----- EXTRACTED ENTRIES -----

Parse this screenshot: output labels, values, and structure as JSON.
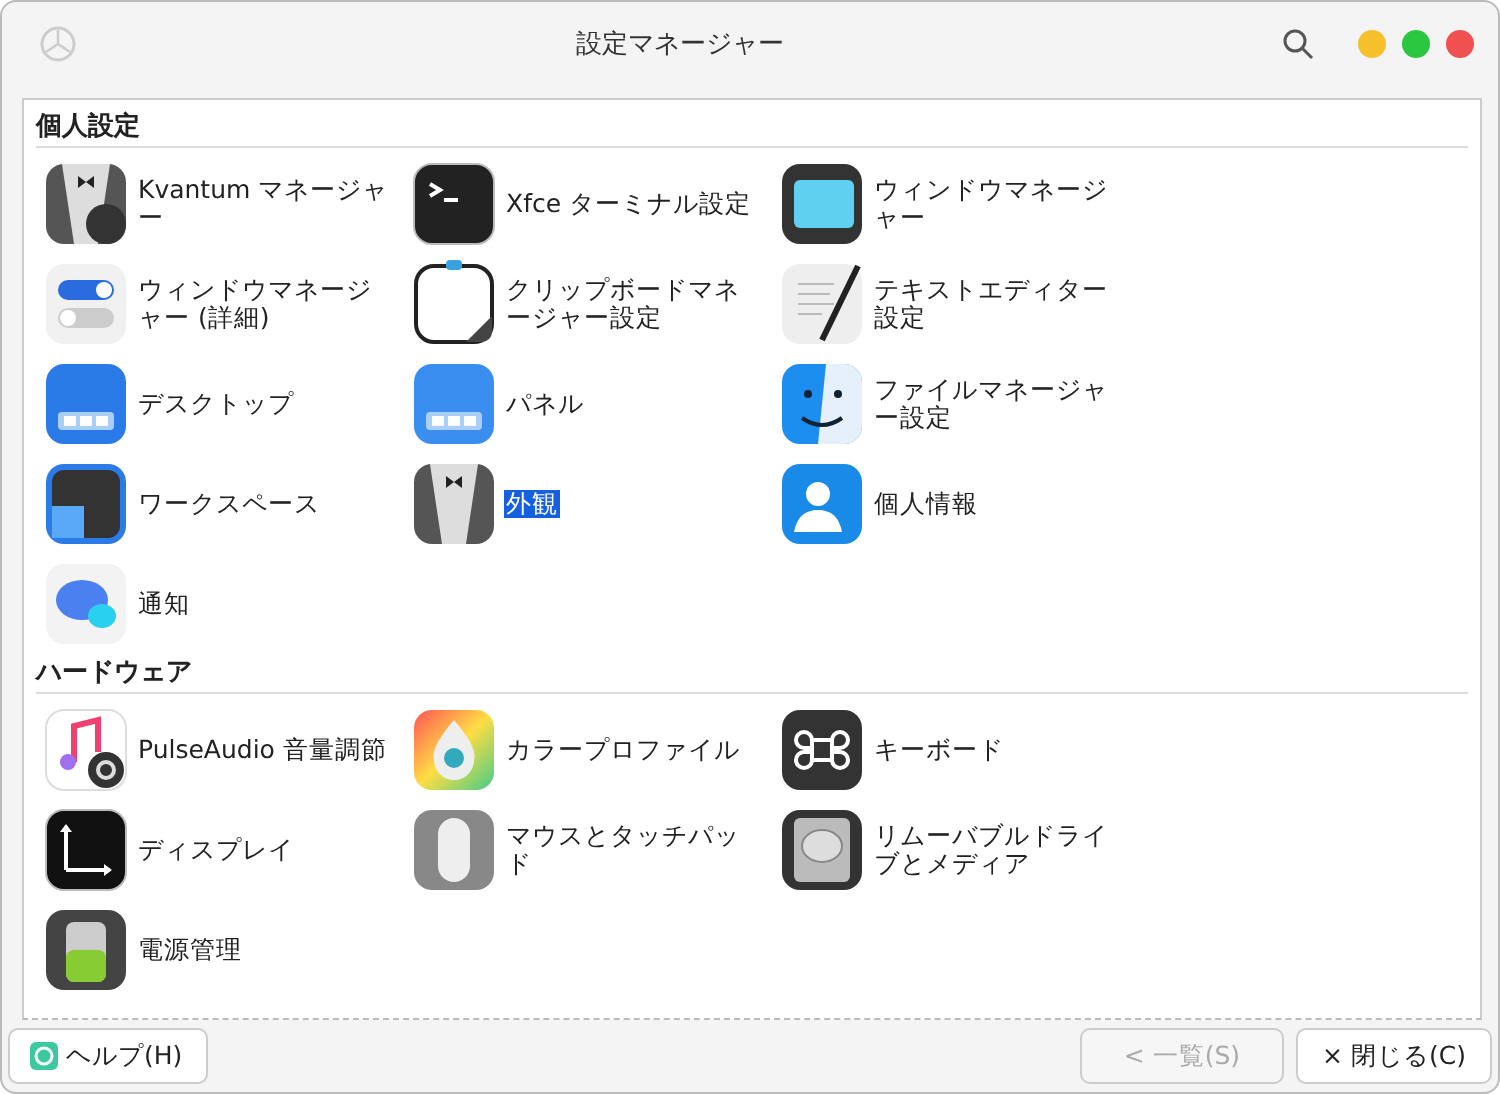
{
  "window": {
    "title": "設定マネージャー"
  },
  "sections": [
    {
      "title": "個人設定",
      "items": [
        {
          "label": "Kvantum マネージャー",
          "selected": false
        },
        {
          "label": "Xfce ターミナル設定",
          "selected": false
        },
        {
          "label": "ウィンドウマネージャー",
          "selected": false
        },
        {
          "label": "ウィンドウマネージャー (詳細)",
          "selected": false
        },
        {
          "label": "クリップボードマネージャー設定",
          "selected": false
        },
        {
          "label": "テキストエディター設定",
          "selected": false
        },
        {
          "label": "デスクトップ",
          "selected": false
        },
        {
          "label": "パネル",
          "selected": false
        },
        {
          "label": "ファイルマネージャー設定",
          "selected": false
        },
        {
          "label": "ワークスペース",
          "selected": false
        },
        {
          "label": "外観",
          "selected": true
        },
        {
          "label": "個人情報",
          "selected": false
        },
        {
          "label": "通知",
          "selected": false
        }
      ]
    },
    {
      "title": "ハードウェア",
      "items": [
        {
          "label": "PulseAudio 音量調節",
          "selected": false
        },
        {
          "label": "カラープロファイル",
          "selected": false
        },
        {
          "label": "キーボード",
          "selected": false
        },
        {
          "label": "ディスプレイ",
          "selected": false
        },
        {
          "label": "マウスとタッチパッド",
          "selected": false
        },
        {
          "label": "リムーバブルドライブとメディア",
          "selected": false
        },
        {
          "label": "電源管理",
          "selected": false
        }
      ]
    }
  ],
  "buttons": {
    "help": "ヘルプ(H)",
    "back": {
      "label": "< 一覧(S)",
      "disabled": true
    },
    "close": "× 閉じる(C)"
  }
}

-----

INSTRUCTIONS FOR THE TASK:
Pictures are to be left out; repeat all the remaining data exactly.

SOLUTION FOR THIS PROBLEM:
Parse this screenshot: output labels, values, and structure as JSON.
{
  "window": {
    "title": "設定マネージャー"
  },
  "sections": [
    {
      "title": "個人設定",
      "items": [
        {
          "label": "Kvantum マネージャー",
          "selected": false
        },
        {
          "label": "Xfce ターミナル設定",
          "selected": false
        },
        {
          "label": "ウィンドウマネージャー",
          "selected": false
        },
        {
          "label": "ウィンドウマネージャー (詳細)",
          "selected": false
        },
        {
          "label": "クリップボードマネージャー設定",
          "selected": false
        },
        {
          "label": "テキストエディター設定",
          "selected": false
        },
        {
          "label": "デスクトップ",
          "selected": false
        },
        {
          "label": "パネル",
          "selected": false
        },
        {
          "label": "ファイルマネージャー設定",
          "selected": false
        },
        {
          "label": "ワークスペース",
          "selected": false
        },
        {
          "label": "外観",
          "selected": true
        },
        {
          "label": "個人情報",
          "selected": false
        },
        {
          "label": "通知",
          "selected": false
        }
      ]
    },
    {
      "title": "ハードウェア",
      "items": [
        {
          "label": "PulseAudio 音量調節",
          "selected": false
        },
        {
          "label": "カラープロファイル",
          "selected": false
        },
        {
          "label": "キーボード",
          "selected": false
        },
        {
          "label": "ディスプレイ",
          "selected": false
        },
        {
          "label": "マウスとタッチパッド",
          "selected": false
        },
        {
          "label": "リムーバブルドライブとメディア",
          "selected": false
        },
        {
          "label": "電源管理",
          "selected": false
        }
      ]
    }
  ],
  "buttons": {
    "help": "ヘルプ(H)",
    "back": {
      "label": "< 一覧(S)",
      "disabled": true
    },
    "close": "× 閉じる(C)"
  }
}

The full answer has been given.